• Provided text:

On January 3, 2020, Karen Shipley filed a complaint against Ellen Brown alleging that Brown had refused to honor their verbal agreement to sell Shipley her home and a portion of the surrounding land located at 1200 Lafkin Lane in Hensley.[1] Shipley asserted that in June or July 2019, she and Brown began discussing her purchase of Brown’s home. Shipley contended that she moved her belongings into the house that summer and began paying taxes, insurance, and utilities. Shipley explained that in early August 2019, Brown agreed to sell the property for $55,000 to be paid over several months, and she gave Brown $15,000 as a down payment. Shipley asserted that in October 2019, the kitchen floor cracked, and when she pulled up the flooring, she discovered black mold. Shipley stated that she spent $7000 on new flooring, other repairs, and improvements. That month, Brown told Shipley that she would not sell the property to her and told her to move out. Brown refused to reimburse Shipley’s down payment, travel and moving expenses, and costs of repairs and improvements or, alternatively, accept payment less the cost of repairs and deliver the deed to Shipley. Shipley requested specific performance of a verbal agreement, compensatory damages for breach of contract or fraud, punitive damages for fraud, and restitution for promissory estoppel.
Brown responded and counterclaimed for unlawful detainer, alleging that she was entitled to immediate possession of the property. Brown stated that she had given Shipley notice to vacate the home, but she had refused to leave. She argued that Shipley was renting the home from her, and in July 2019, she ceased making rental payments and was $2400 in arears. Moreover, Brown claimed, Shipley had failed to pay the rent amount into a registry while the proceedings were pending. In addition to the arrearage, Brown requested that the court assess any damage to the home and award her both costs incurred for removing Shipley’s belongings and attorney’s fees.[2]
At the bench trial, Shipley testified that in April 2019, at her mother’s funeral, she talked with Brown about buying her manufactured home. Shipley testified that she offered Brown $55,000 for the purchase of the home and surrounding land. Shipley stated that she moved in that summer and immediately began paying the electric bill. She recalled that she paid Brown $10,000 from her disability settlement as a down payment and then paid another $5100 shortly thereafter. Shipley stated that she and Brown verbally agreed that when her mother’s estate was probated, she would pay the remaining purchase price. Shipley explained that in August, Brown gave her a stack of papers that included Brown’s documentation of the purchase price of the manufactured home, information about the appliances, repairs that had been done, and the survey of the property. Brown also presented Shipley with a purchase agreement. The terms of the agreement included a sale price of $55,000, a description of the manufactured home, and a note that a description of the land would follow. The agreement stated that Shipley would pay $8500 on execution of the agreement, with monthly installments of $9100. Shipley did not sign the agreement because she objected to the monthly installments. She explained that they had agreed to lump-sum payments as she received her disability payments and inheritance. Shipley testified that in September, she told Brown that she had the remainder of the purchase price and was ready to pay and take the title and survey and that Brown “kind of laughed at me and she said, ‘what if I don’t want to sell it?’” Shipley insisted that they had an agreement and obtained a cashier’s check for $21,000, dated September 27, 2019. Brown refused payment. Shipley recalled instructing Brown to return the down payments and that Brown refused, explaining that the money was gone. Shipley testified that while she lived in the home, she replaced the water heater, renovated the bedroom, replaced the floors and lighting, and took down a wall. Shipley testified that she found black mold under the kitchen floor and remediated the mold. Additionally, Shipley hired someone to trim and remove trees, maintain the yard, and fix the leaks in the roof as well. Shipley explained that she never asked Brown to pay for any of the repairs and provided documentation of the costs of the repairs to the court.

• Data provided:

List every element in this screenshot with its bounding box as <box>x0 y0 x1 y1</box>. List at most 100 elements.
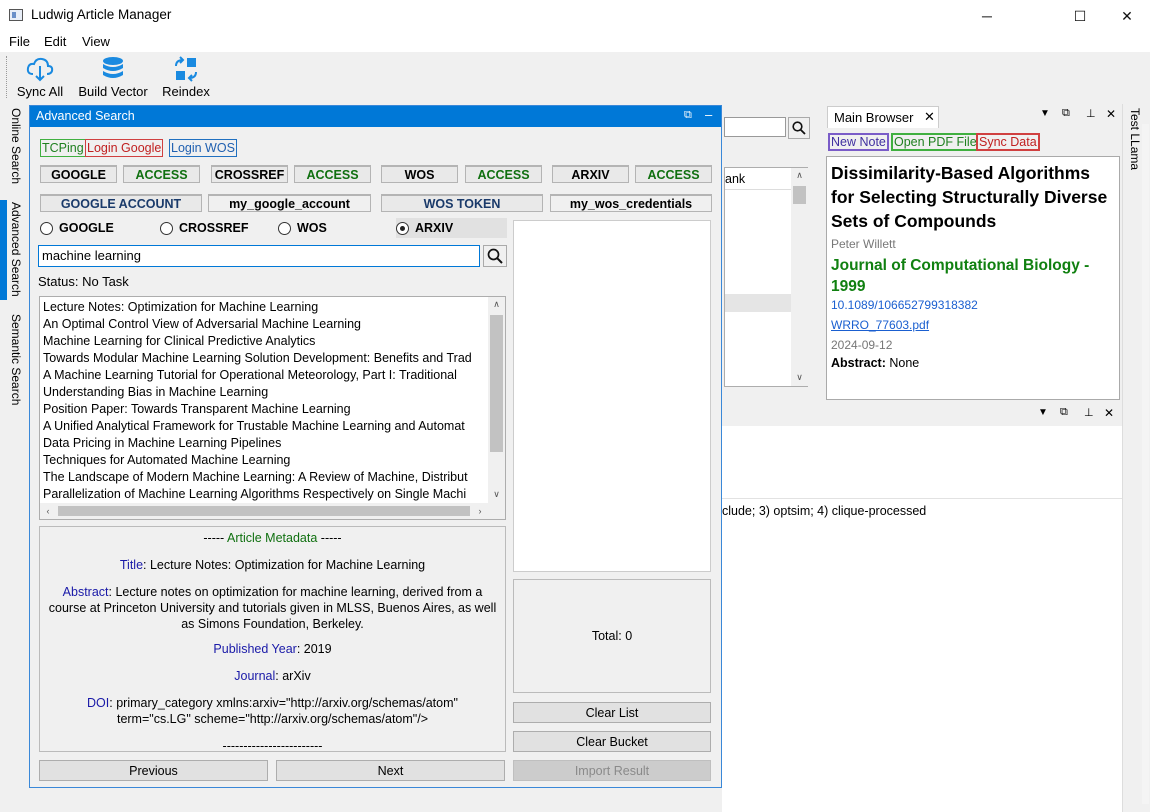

• What to work on:
a - In the property dispute text, what amount was the cashier's check that Shipley got?
b - List every form of relief Shipley asked for in her complaint, as given in the property dispute text.
c - Go on with the property dispute text, starting right after its last sentence.
The data here comes from a separate source.

• Answers to the exercises:
a - $21,000.

b -
- Specific performance of a verbal agreement
- Compensatory damages for breach of contract or fraud
- Punitive damages for fraud
- Restitution for promissory estoppel

c -
Brown rejected Shipley’s assertion that they had an agreement to sell the property. She explained that she presented Shipley with a contract for sale and related paperwork, but she would not sign the contract, and that ended their negotiation for the sale of the home and land. Brown stated that she had paid the insurance and taxes on the property and that she and Shipley had a rental agreement for $800 a month. Brown explained that Shipley’s lump-sum payments were for rent and utilities, repayment for furniture, food, Shipley’s gambling debt, and prepayment of future rent. Brown contended that Shipley’s repairs to the home were poorly executed, and she denied approving any of the renovations.
On December 2, the court entered an order finding that there was no meeting of the minds concerning the purchase of the property at 1200 Lafkin Lane and ordered Shipley to pay Brown the rental amount of $800 a month, from June 2019 to November 2020, totaling $14,400. Additionally, Shipley was ordered to vacate the property by December or pay $800 in rent. The court ordered Brown to reimburse Shipley $3500 for roof repair, $3800 for flooring repair, $1000 for the purchase and installation of a new water heater, and $15,100 for the initial payment, totaling $23,000. After offsetting the amounts due to each party, Shipley was awarded a judgment of $9000, to be paid by December 31. Each party was ordered to bear the cost of her attorney’s fees. The parties were ordered not “to harass, threaten, hurt or come in contact with the other party or to otherwise damage any property.”
On January 19, 2021, Brown moved to modify the judgment pursuant to Arkansas Rule of Civil Procedure 60(a), requesting a hearing to present evidence of damage Shipley had done to the home. Brown also asserted that Shipley owed her $800 in rent because she occupied the property until December 22, 2021.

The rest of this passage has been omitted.